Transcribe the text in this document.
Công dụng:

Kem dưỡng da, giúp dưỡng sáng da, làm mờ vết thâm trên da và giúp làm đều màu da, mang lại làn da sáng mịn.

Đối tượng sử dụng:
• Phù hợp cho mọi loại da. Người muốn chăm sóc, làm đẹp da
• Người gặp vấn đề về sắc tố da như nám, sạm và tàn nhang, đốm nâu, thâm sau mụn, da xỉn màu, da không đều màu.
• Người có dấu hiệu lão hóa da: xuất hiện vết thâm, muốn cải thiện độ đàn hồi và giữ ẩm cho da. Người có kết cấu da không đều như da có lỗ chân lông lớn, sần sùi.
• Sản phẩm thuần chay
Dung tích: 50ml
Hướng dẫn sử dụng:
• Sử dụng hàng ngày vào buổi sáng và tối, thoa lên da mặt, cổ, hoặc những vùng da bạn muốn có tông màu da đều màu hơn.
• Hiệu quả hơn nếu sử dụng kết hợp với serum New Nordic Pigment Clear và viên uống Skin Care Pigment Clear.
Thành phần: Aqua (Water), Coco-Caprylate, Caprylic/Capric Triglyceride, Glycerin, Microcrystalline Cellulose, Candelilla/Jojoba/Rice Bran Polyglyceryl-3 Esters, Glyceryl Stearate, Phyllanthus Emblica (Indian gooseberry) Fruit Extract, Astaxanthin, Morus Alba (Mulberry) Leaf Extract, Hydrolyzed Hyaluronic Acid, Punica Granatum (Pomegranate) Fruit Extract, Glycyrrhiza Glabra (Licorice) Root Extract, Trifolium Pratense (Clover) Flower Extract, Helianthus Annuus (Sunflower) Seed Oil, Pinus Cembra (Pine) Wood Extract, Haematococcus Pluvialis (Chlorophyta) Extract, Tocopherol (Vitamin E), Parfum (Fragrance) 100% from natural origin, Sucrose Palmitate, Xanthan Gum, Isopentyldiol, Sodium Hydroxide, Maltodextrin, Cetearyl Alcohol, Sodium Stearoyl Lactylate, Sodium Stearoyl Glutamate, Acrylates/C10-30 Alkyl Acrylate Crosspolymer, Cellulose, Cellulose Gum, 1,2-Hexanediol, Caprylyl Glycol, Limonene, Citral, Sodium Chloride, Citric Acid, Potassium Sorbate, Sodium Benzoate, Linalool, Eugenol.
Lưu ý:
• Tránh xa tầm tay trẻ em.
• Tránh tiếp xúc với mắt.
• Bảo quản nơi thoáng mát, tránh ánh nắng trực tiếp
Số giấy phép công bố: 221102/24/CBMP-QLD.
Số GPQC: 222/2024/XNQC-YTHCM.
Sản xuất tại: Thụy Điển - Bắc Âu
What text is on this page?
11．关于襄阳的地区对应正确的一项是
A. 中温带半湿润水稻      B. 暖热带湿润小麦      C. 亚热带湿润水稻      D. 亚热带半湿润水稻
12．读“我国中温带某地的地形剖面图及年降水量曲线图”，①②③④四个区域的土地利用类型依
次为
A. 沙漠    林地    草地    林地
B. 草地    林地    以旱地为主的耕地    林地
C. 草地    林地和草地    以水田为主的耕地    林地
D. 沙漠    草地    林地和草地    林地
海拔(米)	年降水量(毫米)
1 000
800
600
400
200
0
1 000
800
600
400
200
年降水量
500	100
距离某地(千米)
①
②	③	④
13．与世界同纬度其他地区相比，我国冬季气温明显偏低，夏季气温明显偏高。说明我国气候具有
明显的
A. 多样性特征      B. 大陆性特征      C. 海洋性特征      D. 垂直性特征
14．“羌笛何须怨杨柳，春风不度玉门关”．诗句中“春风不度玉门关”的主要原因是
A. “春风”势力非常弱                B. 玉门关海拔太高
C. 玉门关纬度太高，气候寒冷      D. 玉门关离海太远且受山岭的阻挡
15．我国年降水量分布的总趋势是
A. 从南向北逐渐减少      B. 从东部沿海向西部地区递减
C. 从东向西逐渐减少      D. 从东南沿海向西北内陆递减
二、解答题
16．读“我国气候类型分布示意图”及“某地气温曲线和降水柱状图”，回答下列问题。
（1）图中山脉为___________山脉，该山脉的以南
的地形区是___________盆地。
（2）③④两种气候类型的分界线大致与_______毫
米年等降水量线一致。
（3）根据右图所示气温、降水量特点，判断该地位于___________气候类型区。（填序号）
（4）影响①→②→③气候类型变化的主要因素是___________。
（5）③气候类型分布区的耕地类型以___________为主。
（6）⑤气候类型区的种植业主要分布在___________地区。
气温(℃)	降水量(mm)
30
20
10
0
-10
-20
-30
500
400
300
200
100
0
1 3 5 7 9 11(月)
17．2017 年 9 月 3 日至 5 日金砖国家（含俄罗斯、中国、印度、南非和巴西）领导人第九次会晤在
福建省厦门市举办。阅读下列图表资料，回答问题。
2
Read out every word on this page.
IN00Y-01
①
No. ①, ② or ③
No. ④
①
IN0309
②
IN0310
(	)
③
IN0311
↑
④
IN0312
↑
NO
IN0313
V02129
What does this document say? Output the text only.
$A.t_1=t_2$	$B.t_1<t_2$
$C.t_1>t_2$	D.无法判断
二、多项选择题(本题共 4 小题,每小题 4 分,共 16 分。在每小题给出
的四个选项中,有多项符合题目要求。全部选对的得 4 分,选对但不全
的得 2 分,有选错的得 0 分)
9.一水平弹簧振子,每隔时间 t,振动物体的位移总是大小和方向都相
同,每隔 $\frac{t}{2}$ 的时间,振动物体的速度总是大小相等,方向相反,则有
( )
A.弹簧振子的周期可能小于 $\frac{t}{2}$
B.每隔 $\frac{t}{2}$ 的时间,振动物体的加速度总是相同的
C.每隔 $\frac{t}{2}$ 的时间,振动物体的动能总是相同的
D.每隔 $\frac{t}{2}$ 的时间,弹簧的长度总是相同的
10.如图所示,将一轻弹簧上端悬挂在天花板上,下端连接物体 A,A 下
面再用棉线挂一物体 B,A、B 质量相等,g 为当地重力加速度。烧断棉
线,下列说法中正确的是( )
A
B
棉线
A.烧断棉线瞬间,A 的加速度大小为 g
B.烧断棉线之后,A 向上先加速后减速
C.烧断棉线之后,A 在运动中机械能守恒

——————————

▸ Your goal
Looking at the records above, tally the lines holding "document" and reply with that number only.

▸ Reply
2